Records that describe figures
┌────────

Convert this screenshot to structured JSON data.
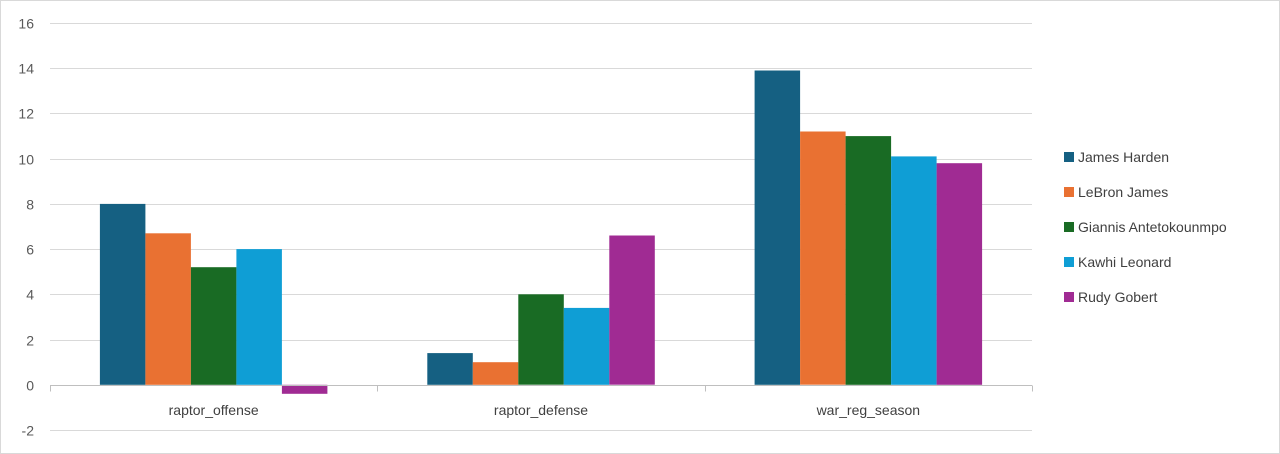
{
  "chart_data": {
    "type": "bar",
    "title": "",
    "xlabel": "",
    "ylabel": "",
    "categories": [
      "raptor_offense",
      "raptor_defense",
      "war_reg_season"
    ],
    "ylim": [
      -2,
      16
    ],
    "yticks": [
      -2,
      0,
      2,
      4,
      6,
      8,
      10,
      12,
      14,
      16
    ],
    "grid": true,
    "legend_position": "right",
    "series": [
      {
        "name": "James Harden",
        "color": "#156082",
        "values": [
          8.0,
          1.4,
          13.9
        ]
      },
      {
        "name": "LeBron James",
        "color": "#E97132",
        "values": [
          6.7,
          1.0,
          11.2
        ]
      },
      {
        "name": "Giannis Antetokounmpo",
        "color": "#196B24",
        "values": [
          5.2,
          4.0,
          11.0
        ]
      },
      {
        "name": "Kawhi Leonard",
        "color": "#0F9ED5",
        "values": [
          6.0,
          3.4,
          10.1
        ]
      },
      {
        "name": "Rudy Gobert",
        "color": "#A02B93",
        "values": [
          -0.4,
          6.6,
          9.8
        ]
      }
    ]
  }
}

└────────

The problem.
Repeat the records above exactly, leaving out any pictures they contain.

Written reply.
Convert this screenshot to structured JSON data.
{
  "chart_data": {
    "type": "bar",
    "title": "",
    "xlabel": "",
    "ylabel": "",
    "categories": [
      "raptor_offense",
      "raptor_defense",
      "war_reg_season"
    ],
    "ylim": [
      -2,
      16
    ],
    "yticks": [
      -2,
      0,
      2,
      4,
      6,
      8,
      10,
      12,
      14,
      16
    ],
    "grid": true,
    "legend_position": "right",
    "series": [
      {
        "name": "James Harden",
        "color": "#156082",
        "values": [
          8.0,
          1.4,
          13.9
        ]
      },
      {
        "name": "LeBron James",
        "color": "#E97132",
        "values": [
          6.7,
          1.0,
          11.2
        ]
      },
      {
        "name": "Giannis Antetokounmpo",
        "color": "#196B24",
        "values": [
          5.2,
          4.0,
          11.0
        ]
      },
      {
        "name": "Kawhi Leonard",
        "color": "#0F9ED5",
        "values": [
          6.0,
          3.4,
          10.1
        ]
      },
      {
        "name": "Rudy Gobert",
        "color": "#A02B93",
        "values": [
          -0.4,
          6.6,
          9.8
        ]
      }
    ]
  }
}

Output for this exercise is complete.